Examine the entries below, count the lines holding the string "General", and respond with the number only.

Dataset content
——————

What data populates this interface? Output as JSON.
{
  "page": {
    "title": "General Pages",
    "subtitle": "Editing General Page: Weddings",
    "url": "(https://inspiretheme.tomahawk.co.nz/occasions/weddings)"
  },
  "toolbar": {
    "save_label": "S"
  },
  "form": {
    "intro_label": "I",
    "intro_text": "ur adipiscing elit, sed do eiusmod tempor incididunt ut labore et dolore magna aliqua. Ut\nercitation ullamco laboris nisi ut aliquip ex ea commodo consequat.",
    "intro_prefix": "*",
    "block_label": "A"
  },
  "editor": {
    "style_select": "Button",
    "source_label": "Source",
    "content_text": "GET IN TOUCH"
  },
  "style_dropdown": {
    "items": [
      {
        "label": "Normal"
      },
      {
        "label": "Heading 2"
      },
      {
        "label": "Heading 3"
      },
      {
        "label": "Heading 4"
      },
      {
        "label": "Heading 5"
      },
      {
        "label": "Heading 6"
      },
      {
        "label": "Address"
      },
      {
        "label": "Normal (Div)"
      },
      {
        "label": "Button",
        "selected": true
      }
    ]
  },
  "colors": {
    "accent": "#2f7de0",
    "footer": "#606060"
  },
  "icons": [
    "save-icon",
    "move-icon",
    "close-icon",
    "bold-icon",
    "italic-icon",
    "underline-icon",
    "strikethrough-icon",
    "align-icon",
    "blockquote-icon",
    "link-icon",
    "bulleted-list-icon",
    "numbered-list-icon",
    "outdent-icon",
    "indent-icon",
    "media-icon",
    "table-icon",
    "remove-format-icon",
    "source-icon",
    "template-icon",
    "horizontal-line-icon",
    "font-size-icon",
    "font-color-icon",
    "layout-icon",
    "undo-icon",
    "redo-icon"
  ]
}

——————

Result
2